Entries follow. Set all of them down as they stand.

[Data entries]
(begin)

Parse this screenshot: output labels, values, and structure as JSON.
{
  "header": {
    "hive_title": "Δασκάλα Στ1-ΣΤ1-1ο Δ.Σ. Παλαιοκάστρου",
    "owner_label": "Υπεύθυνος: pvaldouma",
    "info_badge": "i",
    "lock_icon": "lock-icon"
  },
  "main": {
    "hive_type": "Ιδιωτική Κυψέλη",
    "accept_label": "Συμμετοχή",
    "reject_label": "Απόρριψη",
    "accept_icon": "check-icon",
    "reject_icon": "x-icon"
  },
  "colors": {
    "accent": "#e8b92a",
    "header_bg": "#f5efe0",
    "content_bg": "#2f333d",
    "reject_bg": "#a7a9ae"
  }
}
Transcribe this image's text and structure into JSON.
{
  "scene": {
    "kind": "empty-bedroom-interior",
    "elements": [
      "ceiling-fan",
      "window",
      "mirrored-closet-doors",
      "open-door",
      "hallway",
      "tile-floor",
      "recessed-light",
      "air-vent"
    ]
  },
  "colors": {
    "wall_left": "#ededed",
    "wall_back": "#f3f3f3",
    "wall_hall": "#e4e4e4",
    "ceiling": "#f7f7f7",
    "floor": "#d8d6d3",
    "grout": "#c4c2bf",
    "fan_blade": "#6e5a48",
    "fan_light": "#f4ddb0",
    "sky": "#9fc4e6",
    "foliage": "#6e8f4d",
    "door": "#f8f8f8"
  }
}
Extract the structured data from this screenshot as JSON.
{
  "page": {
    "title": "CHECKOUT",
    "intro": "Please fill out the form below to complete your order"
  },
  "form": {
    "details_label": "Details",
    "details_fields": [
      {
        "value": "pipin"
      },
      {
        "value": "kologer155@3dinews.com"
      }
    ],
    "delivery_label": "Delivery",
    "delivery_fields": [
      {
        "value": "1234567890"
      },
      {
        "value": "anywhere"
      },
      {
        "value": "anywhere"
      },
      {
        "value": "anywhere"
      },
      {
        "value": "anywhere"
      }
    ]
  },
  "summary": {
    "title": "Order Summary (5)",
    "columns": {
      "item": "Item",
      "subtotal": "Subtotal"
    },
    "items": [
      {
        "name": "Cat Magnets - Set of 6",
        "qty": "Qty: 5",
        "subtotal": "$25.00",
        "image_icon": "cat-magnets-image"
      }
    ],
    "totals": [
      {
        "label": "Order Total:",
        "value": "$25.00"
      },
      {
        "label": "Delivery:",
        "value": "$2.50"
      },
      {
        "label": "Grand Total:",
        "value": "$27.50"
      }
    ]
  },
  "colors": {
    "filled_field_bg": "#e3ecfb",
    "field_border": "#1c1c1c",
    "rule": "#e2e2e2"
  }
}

(end)

[SOLUTION TO THE EXERCISE]
Parse this screenshot: output labels, values, and structure as JSON.
{
  "header": {
    "hive_title": "Δασκάλα Στ1-ΣΤ1-1ο Δ.Σ. Παλαιοκάστρου",
    "owner_label": "Υπεύθυνος: pvaldouma",
    "info_badge": "i",
    "lock_icon": "lock-icon"
  },
  "main": {
    "hive_type": "Ιδιωτική Κυψέλη",
    "accept_label": "Συμμετοχή",
    "reject_label": "Απόρριψη",
    "accept_icon": "check-icon",
    "reject_icon": "x-icon"
  },
  "colors": {
    "accent": "#e8b92a",
    "header_bg": "#f5efe0",
    "content_bg": "#2f333d",
    "reject_bg": "#a7a9ae"
  }
}
Transcribe this image's text and structure into JSON.
{
  "scene": {
    "kind": "empty-bedroom-interior",
    "elements": [
      "ceiling-fan",
      "window",
      "mirrored-closet-doors",
      "open-door",
      "hallway",
      "tile-floor",
      "recessed-light",
      "air-vent"
    ]
  },
  "colors": {
    "wall_left": "#ededed",
    "wall_back": "#f3f3f3",
    "wall_hall": "#e4e4e4",
    "ceiling": "#f7f7f7",
    "floor": "#d8d6d3",
    "grout": "#c4c2bf",
    "fan_blade": "#6e5a48",
    "fan_light": "#f4ddb0",
    "sky": "#9fc4e6",
    "foliage": "#6e8f4d",
    "door": "#f8f8f8"
  }
}
Extract the structured data from this screenshot as JSON.
{
  "page": {
    "title": "CHECKOUT",
    "intro": "Please fill out the form below to complete your order"
  },
  "form": {
    "details_label": "Details",
    "details_fields": [
      {
        "value": "pipin"
      },
      {
        "value": "kologer155@3dinews.com"
      }
    ],
    "delivery_label": "Delivery",
    "delivery_fields": [
      {
        "value": "1234567890"
      },
      {
        "value": "anywhere"
      },
      {
        "value": "anywhere"
      },
      {
        "value": "anywhere"
      },
      {
        "value": "anywhere"
      }
    ]
  },
  "summary": {
    "title": "Order Summary (5)",
    "columns": {
      "item": "Item",
      "subtotal": "Subtotal"
    },
    "items": [
      {
        "name": "Cat Magnets - Set of 6",
        "qty": "Qty: 5",
        "subtotal": "$25.00",
        "image_icon": "cat-magnets-image"
      }
    ],
    "totals": [
      {
        "label": "Order Total:",
        "value": "$25.00"
      },
      {
        "label": "Delivery:",
        "value": "$2.50"
      },
      {
        "label": "Grand Total:",
        "value": "$27.50"
      }
    ]
  },
  "colors": {
    "filled_field_bg": "#e3ecfb",
    "field_border": "#1c1c1c",
    "rule": "#e2e2e2"
  }
}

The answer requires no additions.